* Start INFORMATION SHOWN *

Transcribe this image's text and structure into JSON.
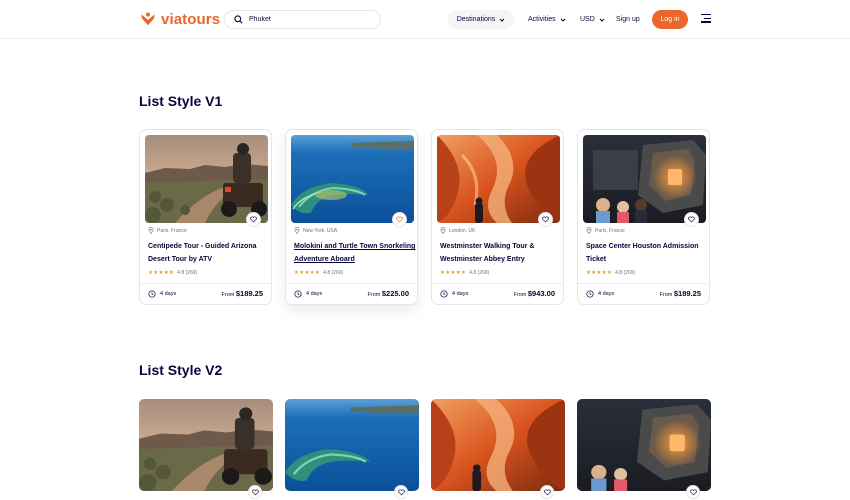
{
  "brand": {
    "name": "viatours",
    "accent": "#eb662b"
  },
  "search": {
    "value": "Phuket",
    "icon": "search-icon"
  },
  "nav": {
    "destinations": "Destinations",
    "activities": "Activities",
    "currency": "USD",
    "signup": "Sign up",
    "login": "Log in",
    "menu_icon": "hamburger-menu-icon"
  },
  "sections": {
    "v1_title": "List Style V1",
    "v2_title": "List Style V2"
  },
  "tours": [
    {
      "location": "Paris, France",
      "title": "Centipede Tour - Guided Arizona Desert Tour by ATV",
      "rating": "4.8 (269)",
      "duration": "4 days",
      "price_prefix": "From",
      "price": "$189.25"
    },
    {
      "location": "New York, USA",
      "title": "Molokini and Turtle Town Snorkeling Adventure Aboard",
      "rating": "4.8 (269)",
      "duration": "4 days",
      "price_prefix": "From",
      "price": "$225.00"
    },
    {
      "location": "London, UK",
      "title": "Westminster Walking Tour & Westminster Abbey Entry",
      "rating": "4.8 (269)",
      "duration": "4 days",
      "price_prefix": "From",
      "price": "$943.00"
    },
    {
      "location": "Paris, France",
      "title": "Space Center Houston Admission Ticket",
      "rating": "4.8 (269)",
      "duration": "4 days",
      "price_prefix": "From",
      "price": "$189.25"
    }
  ],
  "stars": "★★★★★"
}
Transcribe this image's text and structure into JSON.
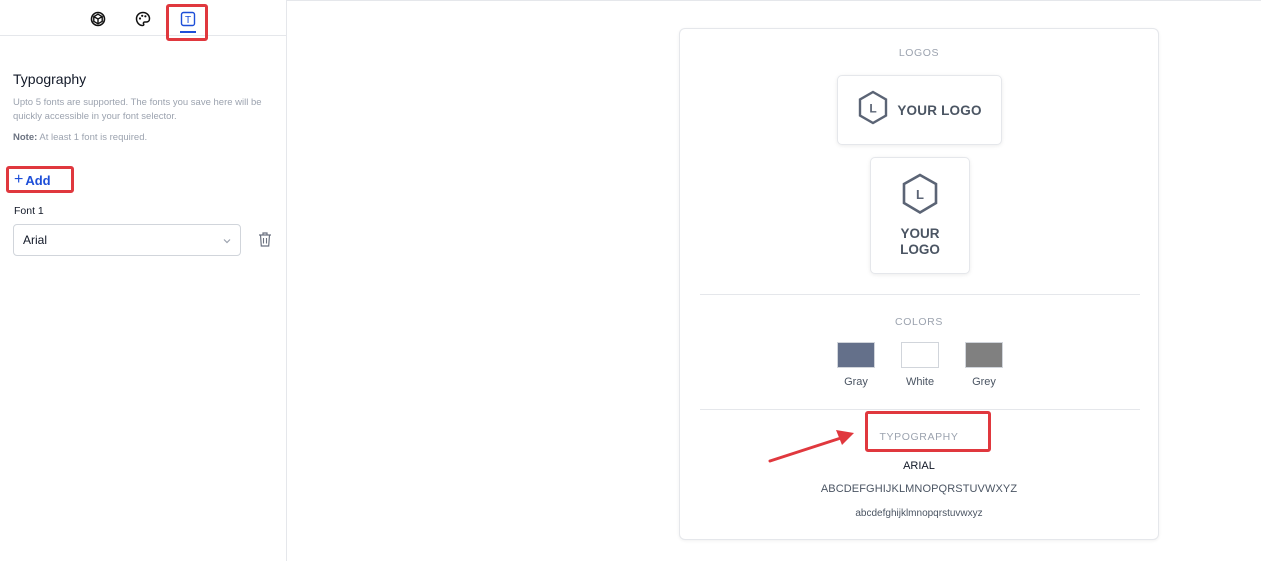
{
  "tabs": [
    {
      "icon": "cube-icon"
    },
    {
      "icon": "palette-icon"
    },
    {
      "icon": "text-icon",
      "glyph": "T",
      "active": true
    }
  ],
  "typography_panel": {
    "title": "Typography",
    "description": "Upto 5 fonts are supported. The fonts you save here will be quickly accessible in your font selector.",
    "note_label": "Note:",
    "note_text": " At least 1 font is required.",
    "add_plus": "+",
    "add_label": "Add",
    "fonts": [
      {
        "label": "Font 1",
        "value": "Arial"
      }
    ]
  },
  "preview": {
    "logos_heading": "LOGOS",
    "logo_text": "YOUR LOGO",
    "logo_text_line1": "YOUR",
    "logo_text_line2": "LOGO",
    "logo_letter": "L",
    "colors_heading": "COLORS",
    "colors": [
      {
        "name": "Gray",
        "hex": "#64708a"
      },
      {
        "name": "White",
        "hex": "#ffffff"
      },
      {
        "name": "Grey",
        "hex": "#808080"
      }
    ],
    "typography_heading": "TYPOGRAPHY",
    "font_name": "ARIAL",
    "uppercase_sample": "ABCDEFGHIJKLMNOPQRSTUVWXYZ",
    "lowercase_sample": "abcdefghijklmnopqrstuvwxyz"
  },
  "theme": {
    "accent": "#1d4ed8",
    "highlight": "#e0383e",
    "logo_stroke": "#5b6475"
  }
}
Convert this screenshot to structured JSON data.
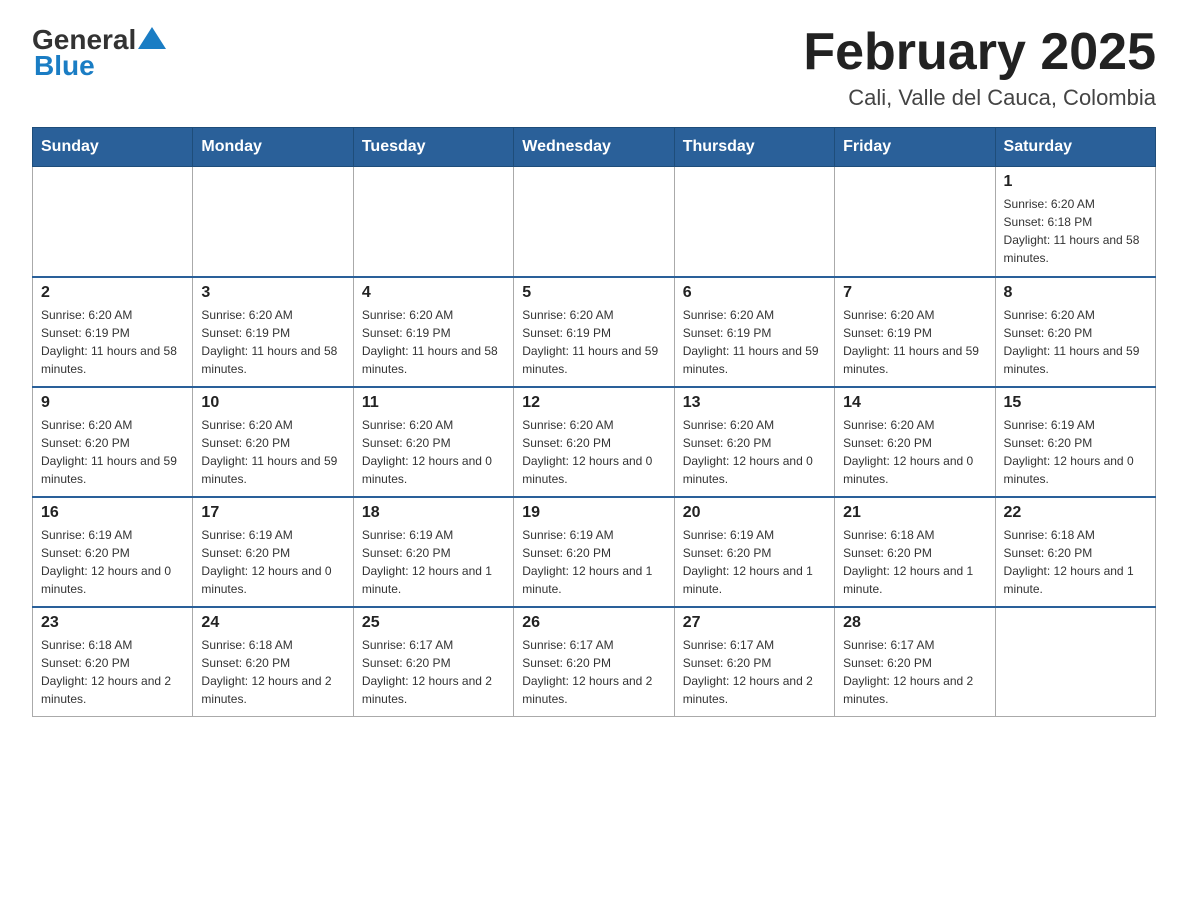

* End INFORMATION SHOWN *

• EXERCISE GOAL
Pictures don't belong in the copy. Transcribe every record exactly as it appears.

• RESULT FOR THIS TASK
Transcribe this image's text and structure into JSON.
{
  "brand": {
    "name": "viatours",
    "accent": "#eb662b"
  },
  "search": {
    "value": "Phuket",
    "icon": "search-icon"
  },
  "nav": {
    "destinations": "Destinations",
    "activities": "Activities",
    "currency": "USD",
    "signup": "Sign up",
    "login": "Log in",
    "menu_icon": "hamburger-menu-icon"
  },
  "sections": {
    "v1_title": "List Style V1",
    "v2_title": "List Style V2"
  },
  "tours": [
    {
      "location": "Paris, France",
      "title": "Centipede Tour - Guided Arizona Desert Tour by ATV",
      "rating": "4.8 (269)",
      "duration": "4 days",
      "price_prefix": "From",
      "price": "$189.25"
    },
    {
      "location": "New York, USA",
      "title": "Molokini and Turtle Town Snorkeling Adventure Aboard",
      "rating": "4.8 (269)",
      "duration": "4 days",
      "price_prefix": "From",
      "price": "$225.00"
    },
    {
      "location": "London, UK",
      "title": "Westminster Walking Tour & Westminster Abbey Entry",
      "rating": "4.8 (269)",
      "duration": "4 days",
      "price_prefix": "From",
      "price": "$943.00"
    },
    {
      "location": "Paris, France",
      "title": "Space Center Houston Admission Ticket",
      "rating": "4.8 (269)",
      "duration": "4 days",
      "price_prefix": "From",
      "price": "$189.25"
    }
  ],
  "stars": "★★★★★"
}
Transcribe this image's text and structure into JSON.
{
  "tabs": [
    {
      "icon": "cube-icon"
    },
    {
      "icon": "palette-icon"
    },
    {
      "icon": "text-icon",
      "glyph": "T",
      "active": true
    }
  ],
  "typography_panel": {
    "title": "Typography",
    "description": "Upto 5 fonts are supported. The fonts you save here will be quickly accessible in your font selector.",
    "note_label": "Note:",
    "note_text": " At least 1 font is required.",
    "add_plus": "+",
    "add_label": "Add",
    "fonts": [
      {
        "label": "Font 1",
        "value": "Arial"
      }
    ]
  },
  "preview": {
    "logos_heading": "LOGOS",
    "logo_text": "YOUR LOGO",
    "logo_text_line1": "YOUR",
    "logo_text_line2": "LOGO",
    "logo_letter": "L",
    "colors_heading": "COLORS",
    "colors": [
      {
        "name": "Gray",
        "hex": "#64708a"
      },
      {
        "name": "White",
        "hex": "#ffffff"
      },
      {
        "name": "Grey",
        "hex": "#808080"
      }
    ],
    "typography_heading": "TYPOGRAPHY",
    "font_name": "ARIAL",
    "uppercase_sample": "ABCDEFGHIJKLMNOPQRSTUVWXYZ",
    "lowercase_sample": "abcdefghijklmnopqrstuvwxyz"
  },
  "theme": {
    "accent": "#1d4ed8",
    "highlight": "#e0383e",
    "logo_stroke": "#5b6475"
  }
}
Convert this screenshot to structured JSON data.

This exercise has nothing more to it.